(Problem to work on) Pictures do not belong in the copy; transcribe everything else in the records exactly.

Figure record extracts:

=======

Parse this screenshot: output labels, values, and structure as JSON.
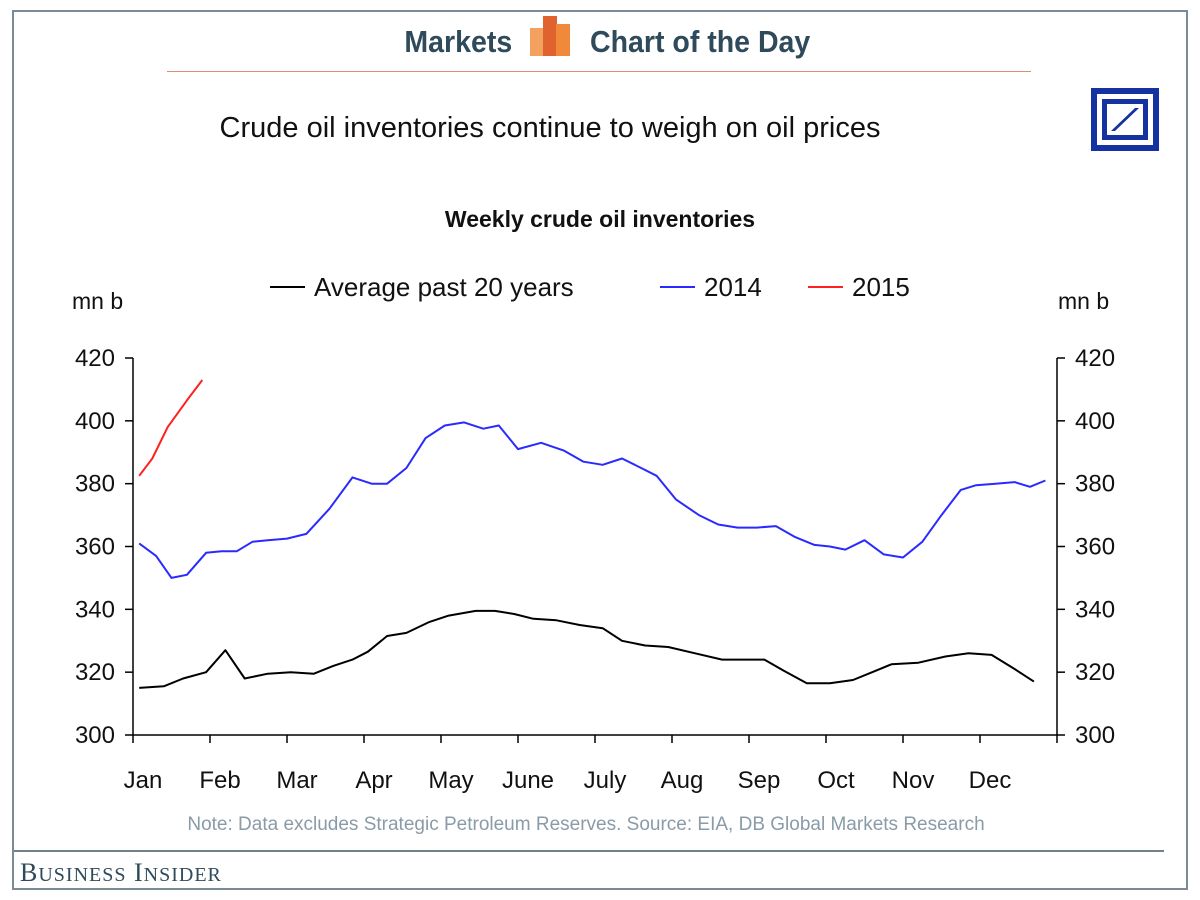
{
  "header": {
    "left": "Markets",
    "right": "Chart of the Day"
  },
  "title": "Crude oil inventories continue to weigh on oil prices",
  "brand": "Business Insider",
  "note": "Note: Data excludes Strategic Petroleum Reserves. Source: EIA, DB Global Markets Research",
  "colors": {
    "avg": "#000000",
    "y2014": "#2a2aff",
    "y2015": "#ff2020",
    "header": "#2f4a5a",
    "logo": "#1432a0"
  },
  "chart_data": {
    "type": "line",
    "title": "Weekly crude oil inventories",
    "ylabel_left": "mn b",
    "ylabel_right": "mn b",
    "ylim": [
      300,
      420
    ],
    "yticks": [
      300,
      320,
      340,
      360,
      380,
      400,
      420
    ],
    "xlim": [
      0,
      12
    ],
    "months": [
      "Jan",
      "Feb",
      "Mar",
      "Apr",
      "May",
      "June",
      "July",
      "Aug",
      "Sep",
      "Oct",
      "Nov",
      "Dec"
    ],
    "legend": [
      "Average past 20 years",
      "2014",
      "2015"
    ],
    "series": [
      {
        "name": "Average past 20 years",
        "x": [
          0.08,
          0.4,
          0.65,
          0.95,
          1.2,
          1.45,
          1.75,
          2.05,
          2.35,
          2.6,
          2.85,
          3.05,
          3.3,
          3.55,
          3.85,
          4.1,
          4.45,
          4.7,
          4.95,
          5.2,
          5.5,
          5.8,
          6.1,
          6.35,
          6.65,
          6.95,
          7.3,
          7.65,
          7.9,
          8.2,
          8.45,
          8.75,
          9.05,
          9.35,
          9.6,
          9.85,
          10.2,
          10.55,
          10.85,
          11.15,
          11.45,
          11.7
        ],
        "values": [
          315,
          315.5,
          318,
          320,
          327,
          318,
          319.5,
          320,
          319.5,
          322,
          324,
          326.5,
          331.5,
          332.5,
          336,
          338,
          339.5,
          339.5,
          338.5,
          337,
          336.5,
          335,
          334,
          330,
          328.5,
          328,
          326,
          324,
          324,
          324,
          320.5,
          316.5,
          316.5,
          317.5,
          320,
          322.5,
          323,
          325,
          326,
          325.5,
          321,
          317
        ]
      },
      {
        "name": "2014",
        "x": [
          0.08,
          0.3,
          0.5,
          0.7,
          0.95,
          1.15,
          1.35,
          1.55,
          1.75,
          2.0,
          2.25,
          2.55,
          2.85,
          3.1,
          3.3,
          3.55,
          3.8,
          4.05,
          4.3,
          4.55,
          4.75,
          5.0,
          5.3,
          5.6,
          5.85,
          6.1,
          6.35,
          6.6,
          6.8,
          7.05,
          7.35,
          7.6,
          7.85,
          8.1,
          8.35,
          8.6,
          8.85,
          9.05,
          9.25,
          9.5,
          9.75,
          10.0,
          10.25,
          10.5,
          10.75,
          10.95,
          11.2,
          11.45,
          11.65,
          11.85
        ],
        "values": [
          361,
          357,
          350,
          351,
          358,
          358.5,
          358.5,
          361.5,
          362,
          362.5,
          364,
          372,
          382,
          380,
          380,
          385,
          394.5,
          398.5,
          399.5,
          397.5,
          398.5,
          391,
          393,
          390.5,
          387,
          386,
          388,
          385,
          382.5,
          375,
          370,
          367,
          366,
          366,
          366.5,
          363,
          360.5,
          360,
          359,
          362,
          357.5,
          356.5,
          361.5,
          370,
          378,
          379.5,
          380,
          380.5,
          379,
          381
        ]
      },
      {
        "name": "2015",
        "x": [
          0.08,
          0.25,
          0.45,
          0.7,
          0.9
        ],
        "values": [
          382.5,
          388,
          398,
          406.5,
          413
        ]
      }
    ]
  }
}
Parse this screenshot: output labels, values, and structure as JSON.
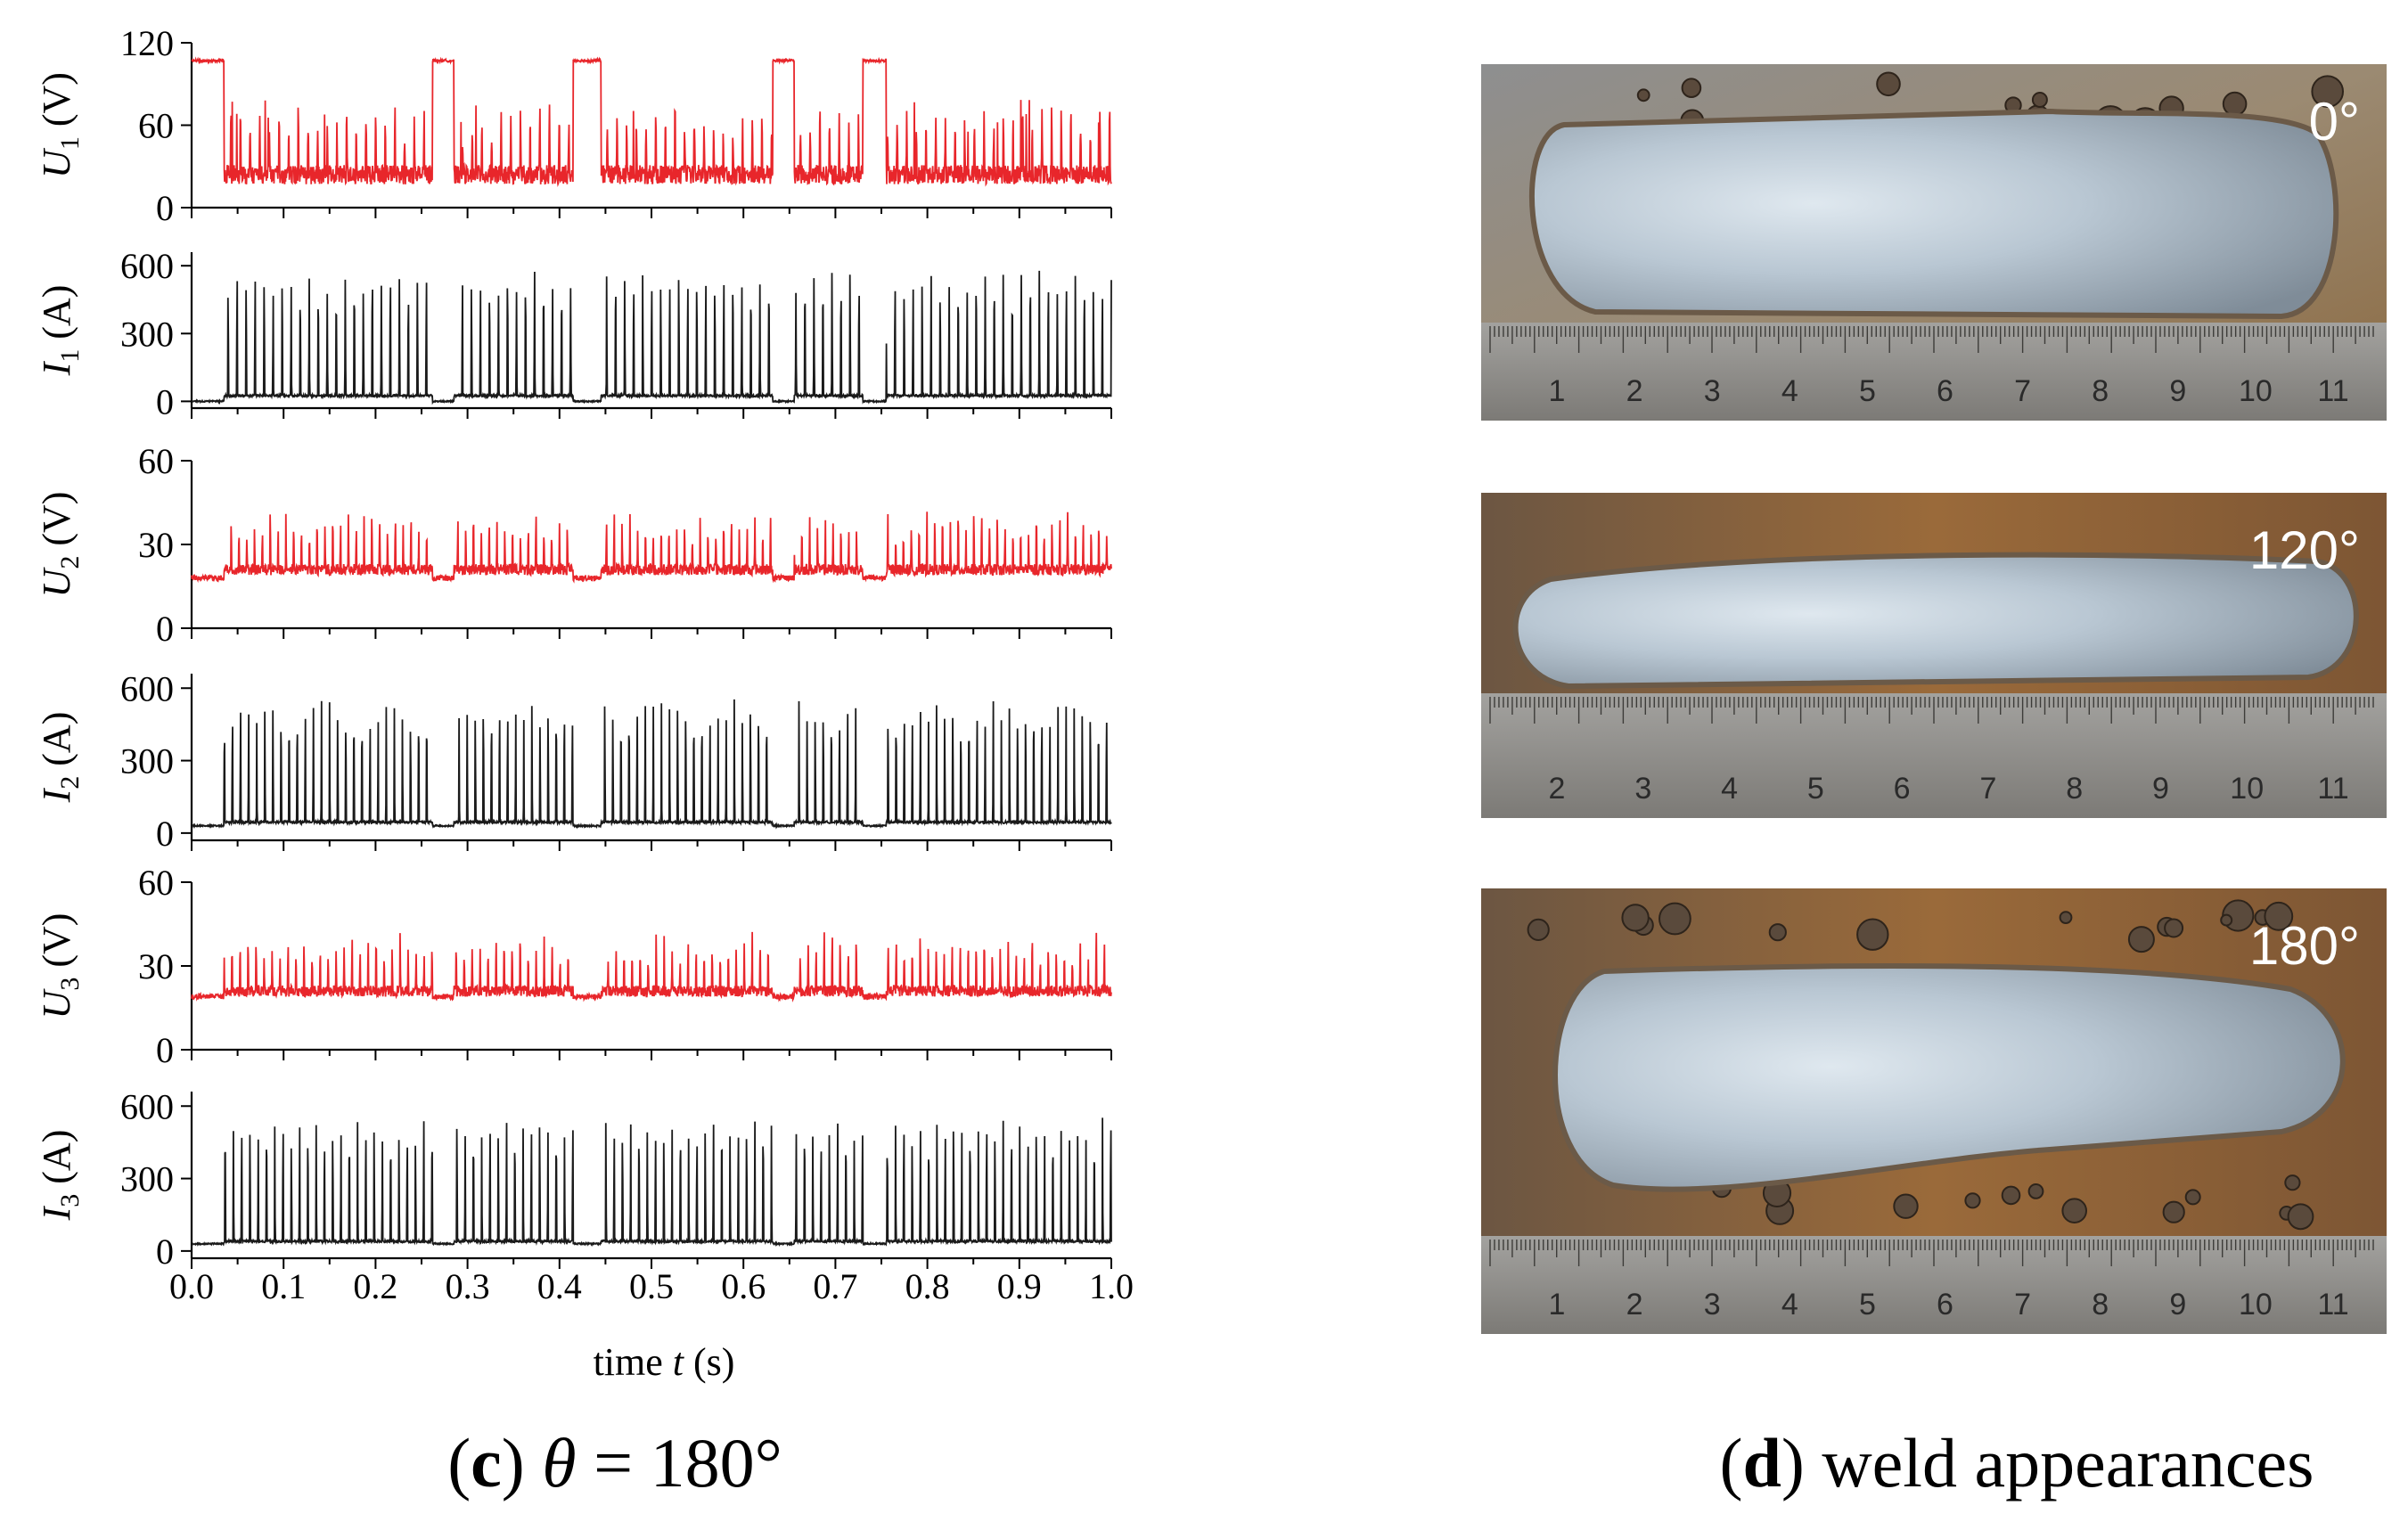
{
  "panels": {
    "c": {
      "caption_letter": "c",
      "caption_rest": "θ = 180°",
      "xlabel_pre": "time ",
      "xlabel_var": "t",
      "xlabel_post": " (s)"
    },
    "d": {
      "caption_letter": "d",
      "caption_rest": "weld appearances"
    }
  },
  "chart_data": {
    "type": "line",
    "x_range": [
      0,
      1.0
    ],
    "x_ticks": [
      "0.0",
      "0.1",
      "0.2",
      "0.3",
      "0.4",
      "0.5",
      "0.6",
      "0.7",
      "0.8",
      "0.9",
      "1.0"
    ],
    "x_tick_values": [
      0,
      0.1,
      0.2,
      0.3,
      0.4,
      0.5,
      0.6,
      0.7,
      0.8,
      0.9,
      1.0
    ],
    "xlabel": "time t (s)",
    "gaps_s": [
      [
        0.0,
        0.035
      ],
      [
        0.262,
        0.285
      ],
      [
        0.415,
        0.445
      ],
      [
        0.632,
        0.655
      ],
      [
        0.73,
        0.755
      ]
    ],
    "panels": [
      {
        "var": "U",
        "sub": "1",
        "unit": "(V)",
        "color": "#e8262b",
        "ylim": [
          0,
          120
        ],
        "yticks": [
          0,
          60,
          120
        ],
        "baseline": 24,
        "gap_value": 107,
        "peak": 70,
        "period_s": 0.0105
      },
      {
        "var": "I",
        "sub": "1",
        "unit": "(A)",
        "color": "#1a1a1a",
        "ylim": [
          -30,
          660
        ],
        "yticks": [
          0,
          300,
          600
        ],
        "baseline": 25,
        "gap_value": 0,
        "peak": 580,
        "period_s": 0.0098
      },
      {
        "var": "U",
        "sub": "2",
        "unit": "(V)",
        "color": "#e8262b",
        "ylim": [
          0,
          60
        ],
        "yticks": [
          0,
          30,
          60
        ],
        "baseline": 21,
        "gap_value": 18,
        "peak": 40,
        "period_s": 0.0085
      },
      {
        "var": "I",
        "sub": "2",
        "unit": "(A)",
        "color": "#1a1a1a",
        "ylim": [
          -30,
          660
        ],
        "yticks": [
          0,
          300,
          600
        ],
        "baseline": 45,
        "gap_value": 30,
        "peak": 560,
        "period_s": 0.0088
      },
      {
        "var": "U",
        "sub": "3",
        "unit": "(V)",
        "color": "#e8262b",
        "ylim": [
          0,
          60
        ],
        "yticks": [
          0,
          30,
          60
        ],
        "baseline": 21,
        "gap_value": 19,
        "peak": 40,
        "period_s": 0.0087
      },
      {
        "var": "I",
        "sub": "3",
        "unit": "(A)",
        "color": "#1a1a1a",
        "ylim": [
          -30,
          660
        ],
        "yticks": [
          0,
          300,
          600
        ],
        "baseline": 40,
        "gap_value": 30,
        "peak": 560,
        "period_s": 0.009
      }
    ]
  },
  "welds": [
    {
      "angle": "0°",
      "ruler": [
        "1",
        "2",
        "3",
        "4",
        "5",
        "6",
        "7",
        "8",
        "9",
        "10",
        "11"
      ]
    },
    {
      "angle": "120°",
      "ruler": [
        "2",
        "3",
        "4",
        "5",
        "6",
        "7",
        "8",
        "9",
        "10",
        "11"
      ]
    },
    {
      "angle": "180°",
      "ruler": [
        "1",
        "2",
        "3",
        "4",
        "5",
        "6",
        "7",
        "8",
        "9",
        "10",
        "11"
      ]
    }
  ]
}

=======

(Answer to the exercise)
Parse this screenshot: output labels, values, and structure as JSON.
{
  "header": {
    "left": "Markets",
    "right": "Chart of the Day"
  },
  "title": "Crude oil inventories continue to weigh on oil prices",
  "brand": "Business Insider",
  "note": "Note: Data excludes Strategic Petroleum Reserves. Source: EIA, DB Global Markets Research",
  "colors": {
    "avg": "#000000",
    "y2014": "#2a2aff",
    "y2015": "#ff2020",
    "header": "#2f4a5a",
    "logo": "#1432a0"
  },
  "chart_data": {
    "type": "line",
    "title": "Weekly crude oil inventories",
    "ylabel_left": "mn b",
    "ylabel_right": "mn b",
    "ylim": [
      300,
      420
    ],
    "yticks": [
      300,
      320,
      340,
      360,
      380,
      400,
      420
    ],
    "xlim": [
      0,
      12
    ],
    "months": [
      "Jan",
      "Feb",
      "Mar",
      "Apr",
      "May",
      "June",
      "July",
      "Aug",
      "Sep",
      "Oct",
      "Nov",
      "Dec"
    ],
    "legend": [
      "Average past 20 years",
      "2014",
      "2015"
    ],
    "series": [
      {
        "name": "Average past 20 years",
        "x": [
          0.08,
          0.4,
          0.65,
          0.95,
          1.2,
          1.45,
          1.75,
          2.05,
          2.35,
          2.6,
          2.85,
          3.05,
          3.3,
          3.55,
          3.85,
          4.1,
          4.45,
          4.7,
          4.95,
          5.2,
          5.5,
          5.8,
          6.1,
          6.35,
          6.65,
          6.95,
          7.3,
          7.65,
          7.9,
          8.2,
          8.45,
          8.75,
          9.05,
          9.35,
          9.6,
          9.85,
          10.2,
          10.55,
          10.85,
          11.15,
          11.45,
          11.7
        ],
        "values": [
          315,
          315.5,
          318,
          320,
          327,
          318,
          319.5,
          320,
          319.5,
          322,
          324,
          326.5,
          331.5,
          332.5,
          336,
          338,
          339.5,
          339.5,
          338.5,
          337,
          336.5,
          335,
          334,
          330,
          328.5,
          328,
          326,
          324,
          324,
          324,
          320.5,
          316.5,
          316.5,
          317.5,
          320,
          322.5,
          323,
          325,
          326,
          325.5,
          321,
          317
        ]
      },
      {
        "name": "2014",
        "x": [
          0.08,
          0.3,
          0.5,
          0.7,
          0.95,
          1.15,
          1.35,
          1.55,
          1.75,
          2.0,
          2.25,
          2.55,
          2.85,
          3.1,
          3.3,
          3.55,
          3.8,
          4.05,
          4.3,
          4.55,
          4.75,
          5.0,
          5.3,
          5.6,
          5.85,
          6.1,
          6.35,
          6.6,
          6.8,
          7.05,
          7.35,
          7.6,
          7.85,
          8.1,
          8.35,
          8.6,
          8.85,
          9.05,
          9.25,
          9.5,
          9.75,
          10.0,
          10.25,
          10.5,
          10.75,
          10.95,
          11.2,
          11.45,
          11.65,
          11.85
        ],
        "values": [
          361,
          357,
          350,
          351,
          358,
          358.5,
          358.5,
          361.5,
          362,
          362.5,
          364,
          372,
          382,
          380,
          380,
          385,
          394.5,
          398.5,
          399.5,
          397.5,
          398.5,
          391,
          393,
          390.5,
          387,
          386,
          388,
          385,
          382.5,
          375,
          370,
          367,
          366,
          366,
          366.5,
          363,
          360.5,
          360,
          359,
          362,
          357.5,
          356.5,
          361.5,
          370,
          378,
          379.5,
          380,
          380.5,
          379,
          381
        ]
      },
      {
        "name": "2015",
        "x": [
          0.08,
          0.25,
          0.45,
          0.7,
          0.9
        ],
        "values": [
          382.5,
          388,
          398,
          406.5,
          413
        ]
      }
    ]
  }
}
Parse this screenshot: output labels, values, and structure as JSON.
{
  "panels": {
    "c": {
      "caption_letter": "c",
      "caption_rest": "θ = 180°",
      "xlabel_pre": "time ",
      "xlabel_var": "t",
      "xlabel_post": " (s)"
    },
    "d": {
      "caption_letter": "d",
      "caption_rest": "weld appearances"
    }
  },
  "chart_data": {
    "type": "line",
    "x_range": [
      0,
      1.0
    ],
    "x_ticks": [
      "0.0",
      "0.1",
      "0.2",
      "0.3",
      "0.4",
      "0.5",
      "0.6",
      "0.7",
      "0.8",
      "0.9",
      "1.0"
    ],
    "x_tick_values": [
      0,
      0.1,
      0.2,
      0.3,
      0.4,
      0.5,
      0.6,
      0.7,
      0.8,
      0.9,
      1.0
    ],
    "xlabel": "time t (s)",
    "gaps_s": [
      [
        0.0,
        0.035
      ],
      [
        0.262,
        0.285
      ],
      [
        0.415,
        0.445
      ],
      [
        0.632,
        0.655
      ],
      [
        0.73,
        0.755
      ]
    ],
    "panels": [
      {
        "var": "U",
        "sub": "1",
        "unit": "(V)",
        "color": "#e8262b",
        "ylim": [
          0,
          120
        ],
        "yticks": [
          0,
          60,
          120
        ],
        "baseline": 24,
        "gap_value": 107,
        "peak": 70,
        "period_s": 0.0105
      },
      {
        "var": "I",
        "sub": "1",
        "unit": "(A)",
        "color": "#1a1a1a",
        "ylim": [
          -30,
          660
        ],
        "yticks": [
          0,
          300,
          600
        ],
        "baseline": 25,
        "gap_value": 0,
        "peak": 580,
        "period_s": 0.0098
      },
      {
        "var": "U",
        "sub": "2",
        "unit": "(V)",
        "color": "#e8262b",
        "ylim": [
          0,
          60
        ],
        "yticks": [
          0,
          30,
          60
        ],
        "baseline": 21,
        "gap_value": 18,
        "peak": 40,
        "period_s": 0.0085
      },
      {
        "var": "I",
        "sub": "2",
        "unit": "(A)",
        "color": "#1a1a1a",
        "ylim": [
          -30,
          660
        ],
        "yticks": [
          0,
          300,
          600
        ],
        "baseline": 45,
        "gap_value": 30,
        "peak": 560,
        "period_s": 0.0088
      },
      {
        "var": "U",
        "sub": "3",
        "unit": "(V)",
        "color": "#e8262b",
        "ylim": [
          0,
          60
        ],
        "yticks": [
          0,
          30,
          60
        ],
        "baseline": 21,
        "gap_value": 19,
        "peak": 40,
        "period_s": 0.0087
      },
      {
        "var": "I",
        "sub": "3",
        "unit": "(A)",
        "color": "#1a1a1a",
        "ylim": [
          -30,
          660
        ],
        "yticks": [
          0,
          300,
          600
        ],
        "baseline": 40,
        "gap_value": 30,
        "peak": 560,
        "period_s": 0.009
      }
    ]
  },
  "welds": [
    {
      "angle": "0°",
      "ruler": [
        "1",
        "2",
        "3",
        "4",
        "5",
        "6",
        "7",
        "8",
        "9",
        "10",
        "11"
      ]
    },
    {
      "angle": "120°",
      "ruler": [
        "2",
        "3",
        "4",
        "5",
        "6",
        "7",
        "8",
        "9",
        "10",
        "11"
      ]
    },
    {
      "angle": "180°",
      "ruler": [
        "1",
        "2",
        "3",
        "4",
        "5",
        "6",
        "7",
        "8",
        "9",
        "10",
        "11"
      ]
    }
  ]
}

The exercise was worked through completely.